## ページ
________________________________________
NHKの世論調査で憲法について尋ねたのは、1962年の「第6回参議院議員選挙全国調査」が最初です。今の憲法を改正する必要があるかどうかという質問に対し、「改正する必要があると思う」20%「改正する必要はないと思う」21%で、ほぼ同じ割合でした。残りの6割は「どちらともいえない」などです。

この質問は現在まで50年以上にわたって繰り返し使われており、(間隔の空いている時期はあるものの)改正に対する賛否の長期的な推移をみることができます。1960年代から70年代前半にかけては、「必要」が多くなったり「不要」が多くなったりしながらも、どちらかがもう一方を大きく上回ることはありませんでした。92年、93年の調査でも同様のことが言えます。
________________________________________
## 処理対象資料
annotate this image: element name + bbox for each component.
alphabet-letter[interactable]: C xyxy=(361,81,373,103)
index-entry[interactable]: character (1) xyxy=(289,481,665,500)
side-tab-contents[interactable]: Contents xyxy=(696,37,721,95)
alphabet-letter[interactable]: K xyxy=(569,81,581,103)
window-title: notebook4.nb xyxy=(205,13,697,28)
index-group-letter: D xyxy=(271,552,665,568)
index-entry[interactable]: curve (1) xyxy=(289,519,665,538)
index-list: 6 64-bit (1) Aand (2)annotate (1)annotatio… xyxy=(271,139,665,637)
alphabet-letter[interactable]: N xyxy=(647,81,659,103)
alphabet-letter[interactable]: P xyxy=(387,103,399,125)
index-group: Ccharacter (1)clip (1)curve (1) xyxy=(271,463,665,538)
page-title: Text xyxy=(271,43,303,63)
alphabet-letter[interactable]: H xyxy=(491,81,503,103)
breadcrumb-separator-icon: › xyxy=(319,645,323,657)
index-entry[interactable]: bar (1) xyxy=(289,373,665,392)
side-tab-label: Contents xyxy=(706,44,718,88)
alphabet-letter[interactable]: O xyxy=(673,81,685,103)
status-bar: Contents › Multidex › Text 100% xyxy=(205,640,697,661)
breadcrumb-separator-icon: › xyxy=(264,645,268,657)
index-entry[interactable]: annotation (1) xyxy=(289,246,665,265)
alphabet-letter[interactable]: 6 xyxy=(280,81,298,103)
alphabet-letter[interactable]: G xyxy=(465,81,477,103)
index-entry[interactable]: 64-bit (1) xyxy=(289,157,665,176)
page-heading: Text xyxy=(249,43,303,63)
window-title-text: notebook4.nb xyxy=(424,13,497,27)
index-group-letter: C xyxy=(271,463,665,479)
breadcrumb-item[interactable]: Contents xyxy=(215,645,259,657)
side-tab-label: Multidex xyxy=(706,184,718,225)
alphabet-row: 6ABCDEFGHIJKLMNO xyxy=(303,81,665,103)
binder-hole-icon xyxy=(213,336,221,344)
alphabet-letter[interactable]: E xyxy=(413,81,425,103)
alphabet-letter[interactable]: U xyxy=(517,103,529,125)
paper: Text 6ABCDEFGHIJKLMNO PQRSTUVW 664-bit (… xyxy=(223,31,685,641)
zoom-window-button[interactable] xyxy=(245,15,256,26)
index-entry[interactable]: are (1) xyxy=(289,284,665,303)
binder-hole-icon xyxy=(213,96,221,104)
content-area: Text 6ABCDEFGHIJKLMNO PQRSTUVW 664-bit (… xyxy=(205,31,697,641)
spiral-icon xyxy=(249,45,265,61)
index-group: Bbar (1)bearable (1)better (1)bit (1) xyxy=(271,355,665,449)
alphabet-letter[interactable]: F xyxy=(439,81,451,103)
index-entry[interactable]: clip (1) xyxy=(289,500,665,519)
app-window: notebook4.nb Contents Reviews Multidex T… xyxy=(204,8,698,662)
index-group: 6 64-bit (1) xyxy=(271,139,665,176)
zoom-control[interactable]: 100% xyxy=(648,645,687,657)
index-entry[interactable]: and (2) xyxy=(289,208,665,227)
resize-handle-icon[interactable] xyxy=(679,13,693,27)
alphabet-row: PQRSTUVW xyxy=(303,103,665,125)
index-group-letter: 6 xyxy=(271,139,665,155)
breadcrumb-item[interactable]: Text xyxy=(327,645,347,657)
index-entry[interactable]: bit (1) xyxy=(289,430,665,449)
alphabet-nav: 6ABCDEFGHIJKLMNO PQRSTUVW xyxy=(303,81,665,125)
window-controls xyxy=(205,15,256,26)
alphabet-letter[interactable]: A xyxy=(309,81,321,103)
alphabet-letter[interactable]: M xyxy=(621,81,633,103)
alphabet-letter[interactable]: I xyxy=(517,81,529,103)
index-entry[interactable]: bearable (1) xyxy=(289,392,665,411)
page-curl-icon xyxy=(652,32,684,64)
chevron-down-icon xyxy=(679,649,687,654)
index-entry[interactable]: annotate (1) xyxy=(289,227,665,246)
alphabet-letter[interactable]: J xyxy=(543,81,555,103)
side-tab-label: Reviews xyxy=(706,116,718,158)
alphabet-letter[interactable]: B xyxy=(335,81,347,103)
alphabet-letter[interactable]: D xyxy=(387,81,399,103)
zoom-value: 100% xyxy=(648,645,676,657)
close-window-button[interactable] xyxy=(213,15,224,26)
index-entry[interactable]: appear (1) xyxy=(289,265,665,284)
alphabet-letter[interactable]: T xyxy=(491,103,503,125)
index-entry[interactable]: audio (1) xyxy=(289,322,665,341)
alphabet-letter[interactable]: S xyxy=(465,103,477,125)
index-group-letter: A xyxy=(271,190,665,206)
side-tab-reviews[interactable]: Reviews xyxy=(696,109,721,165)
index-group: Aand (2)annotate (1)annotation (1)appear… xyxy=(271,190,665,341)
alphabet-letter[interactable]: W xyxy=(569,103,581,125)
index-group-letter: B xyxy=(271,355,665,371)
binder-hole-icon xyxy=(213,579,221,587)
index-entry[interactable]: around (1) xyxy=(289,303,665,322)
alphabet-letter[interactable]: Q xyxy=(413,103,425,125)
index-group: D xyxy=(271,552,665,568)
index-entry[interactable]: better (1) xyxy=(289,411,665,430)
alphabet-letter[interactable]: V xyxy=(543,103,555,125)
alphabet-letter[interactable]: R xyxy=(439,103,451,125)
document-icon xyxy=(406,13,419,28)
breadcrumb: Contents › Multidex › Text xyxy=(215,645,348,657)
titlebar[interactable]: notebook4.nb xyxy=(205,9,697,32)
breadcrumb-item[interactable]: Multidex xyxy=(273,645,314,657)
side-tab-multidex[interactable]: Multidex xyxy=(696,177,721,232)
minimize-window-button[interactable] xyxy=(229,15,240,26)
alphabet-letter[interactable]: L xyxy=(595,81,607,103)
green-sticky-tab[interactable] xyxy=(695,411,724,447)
________________________________________
## 記述課題 A
リストの先頭から「side-tab-label: Multidex xyxy=(706,184,718,225)」を含む行までを、両端の行も含めて一字一句変えずに書き写してください。
## 記述課題 B
憲法改正をめぐるNHK世論調査の文章を、最後の文に続けて書き進めてください。

## 記述解答 A
annotate this image: element name + bbox for each component.
alphabet-letter[interactable]: C xyxy=(361,81,373,103)
index-entry[interactable]: character (1) xyxy=(289,481,665,500)
side-tab-contents[interactable]: Contents xyxy=(696,37,721,95)
alphabet-letter[interactable]: K xyxy=(569,81,581,103)
window-title: notebook4.nb xyxy=(205,13,697,28)
index-group-letter: D xyxy=(271,552,665,568)
index-entry[interactable]: curve (1) xyxy=(289,519,665,538)
index-list: 6 64-bit (1) Aand (2)annotate (1)annotatio… xyxy=(271,139,665,637)
alphabet-letter[interactable]: N xyxy=(647,81,659,103)
alphabet-letter[interactable]: P xyxy=(387,103,399,125)
index-group: Ccharacter (1)clip (1)curve (1) xyxy=(271,463,665,538)
page-title: Text xyxy=(271,43,303,63)
alphabet-letter[interactable]: H xyxy=(491,81,503,103)
breadcrumb-separator-icon: › xyxy=(319,645,323,657)
index-entry[interactable]: bar (1) xyxy=(289,373,665,392)
side-tab-label: Contents xyxy=(706,44,718,88)
alphabet-letter[interactable]: O xyxy=(673,81,685,103)
status-bar: Contents › Multidex › Text 100% xyxy=(205,640,697,661)
breadcrumb-separator-icon: › xyxy=(264,645,268,657)
index-entry[interactable]: annotation (1) xyxy=(289,246,665,265)
alphabet-letter[interactable]: 6 xyxy=(280,81,298,103)
alphabet-letter[interactable]: G xyxy=(465,81,477,103)
index-entry[interactable]: 64-bit (1) xyxy=(289,157,665,176)
page-heading: Text xyxy=(249,43,303,63)
window-title-text: notebook4.nb xyxy=(424,13,497,27)
index-group-letter: C xyxy=(271,463,665,479)
breadcrumb-item[interactable]: Contents xyxy=(215,645,259,657)
side-tab-label: Multidex xyxy=(706,184,718,225)

## 記述解答 B
大きな動きがあったのは2000年代です。2002年の調査では「必要」が58%と半数を超え、「不要」を大幅に上回りました。1990年代以降、自衛隊と国際貢献のあり方について議論が高まったことや、「新しい権利」など憲法改正のテーマが多様化したことが影響したのではないかと考えられます。

今年3月に実施した直近の調査では「必要」43%、「不要」34%。「必要」が上回ってはいますが、両者が再び接近しました。憲法改正の論議が現実味を帯びる中で、人びとが改正に対して慎重な姿勢を示すようになったのかもしれません。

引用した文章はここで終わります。